What to work on =>
Pull out every line below containing the word "menu".

Data for processing =>
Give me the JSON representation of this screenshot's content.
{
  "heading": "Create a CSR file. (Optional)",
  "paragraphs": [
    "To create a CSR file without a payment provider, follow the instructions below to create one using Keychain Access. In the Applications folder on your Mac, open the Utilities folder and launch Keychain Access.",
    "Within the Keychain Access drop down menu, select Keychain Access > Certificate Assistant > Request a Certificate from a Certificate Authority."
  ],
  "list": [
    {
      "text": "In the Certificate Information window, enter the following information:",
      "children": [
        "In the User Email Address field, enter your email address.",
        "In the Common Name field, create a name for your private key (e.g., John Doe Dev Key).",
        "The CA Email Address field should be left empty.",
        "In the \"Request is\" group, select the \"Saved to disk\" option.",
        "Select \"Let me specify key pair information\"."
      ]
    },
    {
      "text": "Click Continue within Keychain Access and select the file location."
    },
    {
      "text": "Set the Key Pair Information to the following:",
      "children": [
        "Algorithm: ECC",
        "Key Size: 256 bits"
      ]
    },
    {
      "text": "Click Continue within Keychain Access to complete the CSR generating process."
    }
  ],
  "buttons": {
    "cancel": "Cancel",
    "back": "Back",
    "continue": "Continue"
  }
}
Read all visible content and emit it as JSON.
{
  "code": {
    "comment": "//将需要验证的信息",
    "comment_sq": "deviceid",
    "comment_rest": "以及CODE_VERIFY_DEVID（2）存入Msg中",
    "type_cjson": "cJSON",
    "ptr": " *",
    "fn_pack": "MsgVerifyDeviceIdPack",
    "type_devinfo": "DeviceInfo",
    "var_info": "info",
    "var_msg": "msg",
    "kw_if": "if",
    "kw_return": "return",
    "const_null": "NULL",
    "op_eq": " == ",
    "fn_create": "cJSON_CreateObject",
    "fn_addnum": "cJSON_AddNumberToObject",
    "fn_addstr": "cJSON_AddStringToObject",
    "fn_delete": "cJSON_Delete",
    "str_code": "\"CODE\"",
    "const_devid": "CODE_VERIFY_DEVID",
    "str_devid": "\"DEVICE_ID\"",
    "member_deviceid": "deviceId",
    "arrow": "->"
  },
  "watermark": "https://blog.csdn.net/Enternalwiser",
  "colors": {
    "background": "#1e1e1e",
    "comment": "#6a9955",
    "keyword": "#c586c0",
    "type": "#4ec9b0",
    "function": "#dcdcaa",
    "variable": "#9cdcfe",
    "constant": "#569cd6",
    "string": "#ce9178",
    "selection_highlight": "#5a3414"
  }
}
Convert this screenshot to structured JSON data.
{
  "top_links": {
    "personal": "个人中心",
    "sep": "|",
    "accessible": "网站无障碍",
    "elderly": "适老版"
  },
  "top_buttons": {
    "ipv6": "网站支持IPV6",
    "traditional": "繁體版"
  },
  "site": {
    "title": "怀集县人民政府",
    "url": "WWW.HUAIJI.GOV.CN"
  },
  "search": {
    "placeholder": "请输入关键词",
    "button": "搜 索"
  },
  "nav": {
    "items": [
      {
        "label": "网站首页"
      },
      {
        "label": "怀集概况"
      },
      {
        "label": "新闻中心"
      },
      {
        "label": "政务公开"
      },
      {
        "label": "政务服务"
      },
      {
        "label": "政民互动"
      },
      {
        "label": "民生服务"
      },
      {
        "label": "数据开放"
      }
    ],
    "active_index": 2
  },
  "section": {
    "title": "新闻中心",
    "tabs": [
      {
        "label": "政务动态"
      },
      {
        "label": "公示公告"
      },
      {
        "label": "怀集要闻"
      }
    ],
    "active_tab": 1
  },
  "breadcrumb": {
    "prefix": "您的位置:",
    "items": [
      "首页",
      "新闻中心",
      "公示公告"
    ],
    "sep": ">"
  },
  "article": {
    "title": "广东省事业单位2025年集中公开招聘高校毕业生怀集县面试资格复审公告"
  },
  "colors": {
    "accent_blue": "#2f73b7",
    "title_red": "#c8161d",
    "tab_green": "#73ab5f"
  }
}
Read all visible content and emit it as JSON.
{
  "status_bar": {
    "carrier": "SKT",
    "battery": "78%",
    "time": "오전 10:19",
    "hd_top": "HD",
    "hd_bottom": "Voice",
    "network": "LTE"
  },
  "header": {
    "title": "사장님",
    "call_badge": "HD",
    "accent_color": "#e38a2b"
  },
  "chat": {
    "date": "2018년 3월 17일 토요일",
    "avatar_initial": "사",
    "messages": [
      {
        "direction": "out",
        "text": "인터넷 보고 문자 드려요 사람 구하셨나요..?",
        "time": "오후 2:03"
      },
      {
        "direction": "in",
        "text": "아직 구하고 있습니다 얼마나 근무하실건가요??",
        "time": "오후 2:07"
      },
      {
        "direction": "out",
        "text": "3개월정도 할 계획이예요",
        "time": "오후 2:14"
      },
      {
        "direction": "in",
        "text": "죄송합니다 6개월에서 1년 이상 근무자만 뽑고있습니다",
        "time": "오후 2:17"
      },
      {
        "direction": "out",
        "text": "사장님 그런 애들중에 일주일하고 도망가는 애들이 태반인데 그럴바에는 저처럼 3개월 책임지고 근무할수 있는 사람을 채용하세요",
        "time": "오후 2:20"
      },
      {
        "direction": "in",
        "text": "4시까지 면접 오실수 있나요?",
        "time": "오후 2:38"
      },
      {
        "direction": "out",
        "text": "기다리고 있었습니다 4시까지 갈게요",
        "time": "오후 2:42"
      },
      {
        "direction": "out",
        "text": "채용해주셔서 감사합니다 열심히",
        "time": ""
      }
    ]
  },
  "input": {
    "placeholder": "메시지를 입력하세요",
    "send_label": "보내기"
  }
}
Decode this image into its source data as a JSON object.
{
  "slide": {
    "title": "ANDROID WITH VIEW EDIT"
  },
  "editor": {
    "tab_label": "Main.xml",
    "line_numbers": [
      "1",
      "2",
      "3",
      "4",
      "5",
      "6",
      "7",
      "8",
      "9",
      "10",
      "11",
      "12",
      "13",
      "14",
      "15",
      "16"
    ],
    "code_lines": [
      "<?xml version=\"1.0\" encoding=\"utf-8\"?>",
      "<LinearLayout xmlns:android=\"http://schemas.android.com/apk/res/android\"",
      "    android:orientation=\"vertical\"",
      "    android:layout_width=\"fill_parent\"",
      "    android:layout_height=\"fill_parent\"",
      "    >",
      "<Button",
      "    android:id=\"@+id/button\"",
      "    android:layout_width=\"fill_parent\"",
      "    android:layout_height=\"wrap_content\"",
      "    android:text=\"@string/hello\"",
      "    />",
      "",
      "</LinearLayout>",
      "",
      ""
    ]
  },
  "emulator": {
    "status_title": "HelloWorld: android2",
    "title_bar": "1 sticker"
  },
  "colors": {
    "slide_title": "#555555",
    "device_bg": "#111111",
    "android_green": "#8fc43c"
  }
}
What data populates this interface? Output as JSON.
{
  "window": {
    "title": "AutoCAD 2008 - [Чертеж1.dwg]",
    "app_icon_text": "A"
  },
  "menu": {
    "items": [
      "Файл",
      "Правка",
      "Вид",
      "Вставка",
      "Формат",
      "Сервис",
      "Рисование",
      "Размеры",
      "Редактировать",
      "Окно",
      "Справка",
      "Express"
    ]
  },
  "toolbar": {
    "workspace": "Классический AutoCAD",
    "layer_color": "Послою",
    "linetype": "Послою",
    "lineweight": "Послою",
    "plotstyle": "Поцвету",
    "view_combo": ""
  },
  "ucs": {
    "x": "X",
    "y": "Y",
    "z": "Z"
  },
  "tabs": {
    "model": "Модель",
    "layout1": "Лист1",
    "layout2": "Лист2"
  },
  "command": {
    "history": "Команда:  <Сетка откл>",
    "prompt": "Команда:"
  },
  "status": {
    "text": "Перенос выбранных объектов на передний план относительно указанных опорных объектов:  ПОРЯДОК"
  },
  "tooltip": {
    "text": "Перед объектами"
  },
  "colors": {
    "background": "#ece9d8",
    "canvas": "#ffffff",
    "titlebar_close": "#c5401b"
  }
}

Exercise result =>
    "Within the Keychain Access drop down menu, select Keychain Access > Certificate Assistant > Request a Certificate from a Certificate Authority."
  "menu": {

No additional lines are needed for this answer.